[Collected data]
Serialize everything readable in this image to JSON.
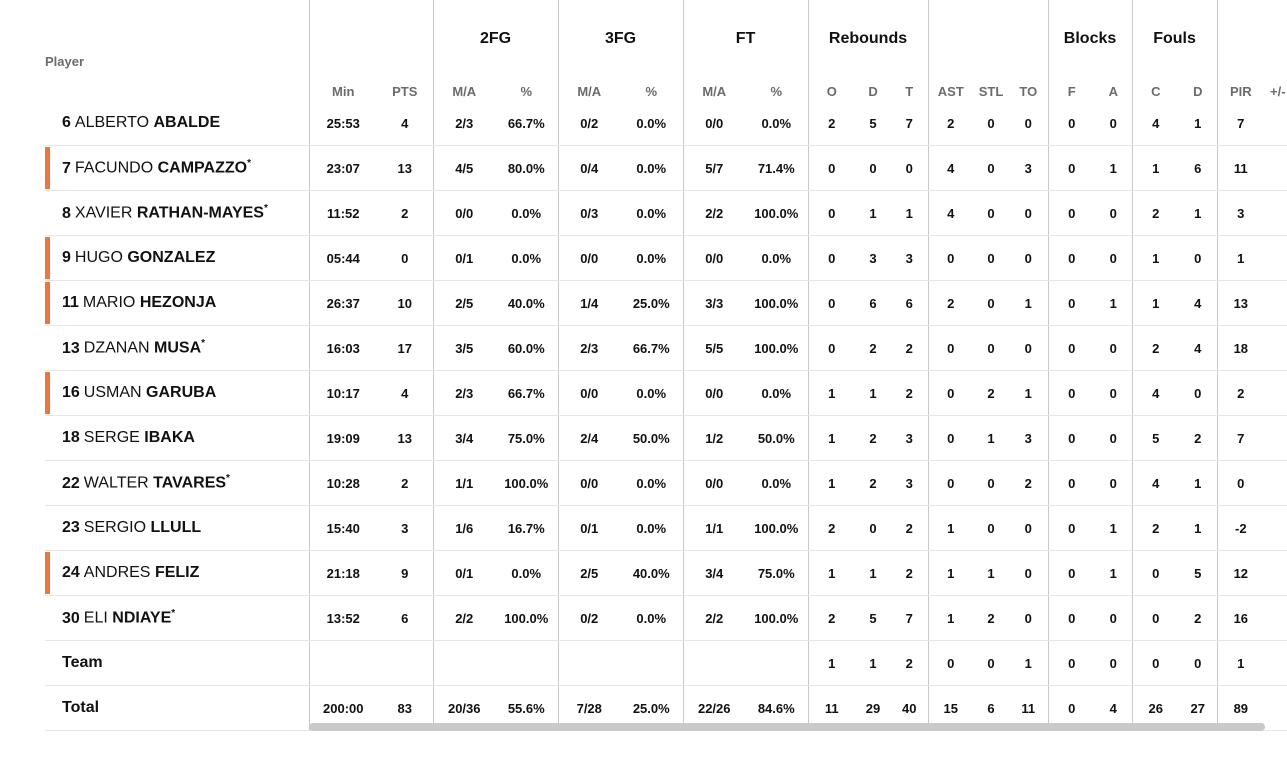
{
  "groups": [
    "2FG",
    "3FG",
    "FT",
    "Rebounds",
    "Blocks",
    "Fouls"
  ],
  "columns": {
    "player": "Player",
    "min": "Min",
    "pts": "PTS",
    "fg2_ma": "M/A",
    "fg2_pct": "%",
    "fg3_ma": "M/A",
    "fg3_pct": "%",
    "ft_ma": "M/A",
    "ft_pct": "%",
    "reb_o": "O",
    "reb_d": "D",
    "reb_t": "T",
    "ast": "AST",
    "stl": "STL",
    "to": "TO",
    "blk_f": "F",
    "blk_a": "A",
    "foul_c": "C",
    "foul_d": "D",
    "pir": "PIR",
    "pm": "+/-"
  },
  "players": [
    {
      "num": "6",
      "first": "ALBERTO",
      "last": "ABALDE",
      "star": "",
      "bar": false,
      "min": "25:53",
      "pts": "4",
      "fg2_ma": "2/3",
      "fg2_pct": "66.7%",
      "fg3_ma": "0/2",
      "fg3_pct": "0.0%",
      "ft_ma": "0/0",
      "ft_pct": "0.0%",
      "reb_o": "2",
      "reb_d": "5",
      "reb_t": "7",
      "ast": "2",
      "stl": "0",
      "to": "0",
      "blk_f": "0",
      "blk_a": "0",
      "foul_c": "4",
      "foul_d": "1",
      "pir": "7"
    },
    {
      "num": "7",
      "first": "FACUNDO",
      "last": "CAMPAZZO",
      "star": "*",
      "bar": true,
      "min": "23:07",
      "pts": "13",
      "fg2_ma": "4/5",
      "fg2_pct": "80.0%",
      "fg3_ma": "0/4",
      "fg3_pct": "0.0%",
      "ft_ma": "5/7",
      "ft_pct": "71.4%",
      "reb_o": "0",
      "reb_d": "0",
      "reb_t": "0",
      "ast": "4",
      "stl": "0",
      "to": "3",
      "blk_f": "0",
      "blk_a": "1",
      "foul_c": "1",
      "foul_d": "6",
      "pir": "11"
    },
    {
      "num": "8",
      "first": "XAVIER",
      "last": "RATHAN-MAYES",
      "star": "*",
      "bar": false,
      "min": "11:52",
      "pts": "2",
      "fg2_ma": "0/0",
      "fg2_pct": "0.0%",
      "fg3_ma": "0/3",
      "fg3_pct": "0.0%",
      "ft_ma": "2/2",
      "ft_pct": "100.0%",
      "reb_o": "0",
      "reb_d": "1",
      "reb_t": "1",
      "ast": "4",
      "stl": "0",
      "to": "0",
      "blk_f": "0",
      "blk_a": "0",
      "foul_c": "2",
      "foul_d": "1",
      "pir": "3"
    },
    {
      "num": "9",
      "first": "HUGO",
      "last": "GONZALEZ",
      "star": "",
      "bar": true,
      "min": "05:44",
      "pts": "0",
      "fg2_ma": "0/1",
      "fg2_pct": "0.0%",
      "fg3_ma": "0/0",
      "fg3_pct": "0.0%",
      "ft_ma": "0/0",
      "ft_pct": "0.0%",
      "reb_o": "0",
      "reb_d": "3",
      "reb_t": "3",
      "ast": "0",
      "stl": "0",
      "to": "0",
      "blk_f": "0",
      "blk_a": "0",
      "foul_c": "1",
      "foul_d": "0",
      "pir": "1"
    },
    {
      "num": "11",
      "first": "MARIO",
      "last": "HEZONJA",
      "star": "",
      "bar": true,
      "min": "26:37",
      "pts": "10",
      "fg2_ma": "2/5",
      "fg2_pct": "40.0%",
      "fg3_ma": "1/4",
      "fg3_pct": "25.0%",
      "ft_ma": "3/3",
      "ft_pct": "100.0%",
      "reb_o": "0",
      "reb_d": "6",
      "reb_t": "6",
      "ast": "2",
      "stl": "0",
      "to": "1",
      "blk_f": "0",
      "blk_a": "1",
      "foul_c": "1",
      "foul_d": "4",
      "pir": "13"
    },
    {
      "num": "13",
      "first": "DZANAN",
      "last": "MUSA",
      "star": "*",
      "bar": false,
      "min": "16:03",
      "pts": "17",
      "fg2_ma": "3/5",
      "fg2_pct": "60.0%",
      "fg3_ma": "2/3",
      "fg3_pct": "66.7%",
      "ft_ma": "5/5",
      "ft_pct": "100.0%",
      "reb_o": "0",
      "reb_d": "2",
      "reb_t": "2",
      "ast": "0",
      "stl": "0",
      "to": "0",
      "blk_f": "0",
      "blk_a": "0",
      "foul_c": "2",
      "foul_d": "4",
      "pir": "18"
    },
    {
      "num": "16",
      "first": "USMAN",
      "last": "GARUBA",
      "star": "",
      "bar": true,
      "min": "10:17",
      "pts": "4",
      "fg2_ma": "2/3",
      "fg2_pct": "66.7%",
      "fg3_ma": "0/0",
      "fg3_pct": "0.0%",
      "ft_ma": "0/0",
      "ft_pct": "0.0%",
      "reb_o": "1",
      "reb_d": "1",
      "reb_t": "2",
      "ast": "0",
      "stl": "2",
      "to": "1",
      "blk_f": "0",
      "blk_a": "0",
      "foul_c": "4",
      "foul_d": "0",
      "pir": "2"
    },
    {
      "num": "18",
      "first": "SERGE",
      "last": "IBAKA",
      "star": "",
      "bar": false,
      "min": "19:09",
      "pts": "13",
      "fg2_ma": "3/4",
      "fg2_pct": "75.0%",
      "fg3_ma": "2/4",
      "fg3_pct": "50.0%",
      "ft_ma": "1/2",
      "ft_pct": "50.0%",
      "reb_o": "1",
      "reb_d": "2",
      "reb_t": "3",
      "ast": "0",
      "stl": "1",
      "to": "3",
      "blk_f": "0",
      "blk_a": "0",
      "foul_c": "5",
      "foul_d": "2",
      "pir": "7"
    },
    {
      "num": "22",
      "first": "WALTER",
      "last": "TAVARES",
      "star": "*",
      "bar": false,
      "min": "10:28",
      "pts": "2",
      "fg2_ma": "1/1",
      "fg2_pct": "100.0%",
      "fg3_ma": "0/0",
      "fg3_pct": "0.0%",
      "ft_ma": "0/0",
      "ft_pct": "0.0%",
      "reb_o": "1",
      "reb_d": "2",
      "reb_t": "3",
      "ast": "0",
      "stl": "0",
      "to": "2",
      "blk_f": "0",
      "blk_a": "0",
      "foul_c": "4",
      "foul_d": "1",
      "pir": "0"
    },
    {
      "num": "23",
      "first": "SERGIO",
      "last": "LLULL",
      "star": "",
      "bar": false,
      "min": "15:40",
      "pts": "3",
      "fg2_ma": "1/6",
      "fg2_pct": "16.7%",
      "fg3_ma": "0/1",
      "fg3_pct": "0.0%",
      "ft_ma": "1/1",
      "ft_pct": "100.0%",
      "reb_o": "2",
      "reb_d": "0",
      "reb_t": "2",
      "ast": "1",
      "stl": "0",
      "to": "0",
      "blk_f": "0",
      "blk_a": "1",
      "foul_c": "2",
      "foul_d": "1",
      "pir": "-2"
    },
    {
      "num": "24",
      "first": "ANDRES",
      "last": "FELIZ",
      "star": "",
      "bar": true,
      "min": "21:18",
      "pts": "9",
      "fg2_ma": "0/1",
      "fg2_pct": "0.0%",
      "fg3_ma": "2/5",
      "fg3_pct": "40.0%",
      "ft_ma": "3/4",
      "ft_pct": "75.0%",
      "reb_o": "1",
      "reb_d": "1",
      "reb_t": "2",
      "ast": "1",
      "stl": "1",
      "to": "0",
      "blk_f": "0",
      "blk_a": "1",
      "foul_c": "0",
      "foul_d": "5",
      "pir": "12"
    },
    {
      "num": "30",
      "first": "ELI",
      "last": "NDIAYE",
      "star": "*",
      "bar": false,
      "min": "13:52",
      "pts": "6",
      "fg2_ma": "2/2",
      "fg2_pct": "100.0%",
      "fg3_ma": "0/2",
      "fg3_pct": "0.0%",
      "ft_ma": "2/2",
      "ft_pct": "100.0%",
      "reb_o": "2",
      "reb_d": "5",
      "reb_t": "7",
      "ast": "1",
      "stl": "2",
      "to": "0",
      "blk_f": "0",
      "blk_a": "0",
      "foul_c": "0",
      "foul_d": "2",
      "pir": "16"
    }
  ],
  "team": {
    "label": "Team",
    "min": "",
    "pts": "",
    "fg2_ma": "",
    "fg2_pct": "",
    "fg3_ma": "",
    "fg3_pct": "",
    "ft_ma": "",
    "ft_pct": "",
    "reb_o": "1",
    "reb_d": "1",
    "reb_t": "2",
    "ast": "0",
    "stl": "0",
    "to": "1",
    "blk_f": "0",
    "blk_a": "0",
    "foul_c": "0",
    "foul_d": "0",
    "pir": "1"
  },
  "total": {
    "label": "Total",
    "min": "200:00",
    "pts": "83",
    "fg2_ma": "20/36",
    "fg2_pct": "55.6%",
    "fg3_ma": "7/28",
    "fg3_pct": "25.0%",
    "ft_ma": "22/26",
    "ft_pct": "84.6%",
    "reb_o": "11",
    "reb_d": "29",
    "reb_t": "40",
    "ast": "15",
    "stl": "6",
    "to": "11",
    "blk_f": "0",
    "blk_a": "4",
    "foul_c": "26",
    "foul_d": "27",
    "pir": "89"
  },
  "bar_color": "#f47339"
}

### Given request
Collect, from the material above, every line containing the word "first".

### Full response
      "first": "ALBERTO",
      "first": "FACUNDO",
      "first": "XAVIER",
      "first": "HUGO",
      "first": "MARIO",
      "first": "DZANAN",
      "first": "USMAN",
      "first": "SERGE",
      "first": "WALTER",
      "first": "SERGIO",
      "first": "ANDRES",
      "first": "ELI",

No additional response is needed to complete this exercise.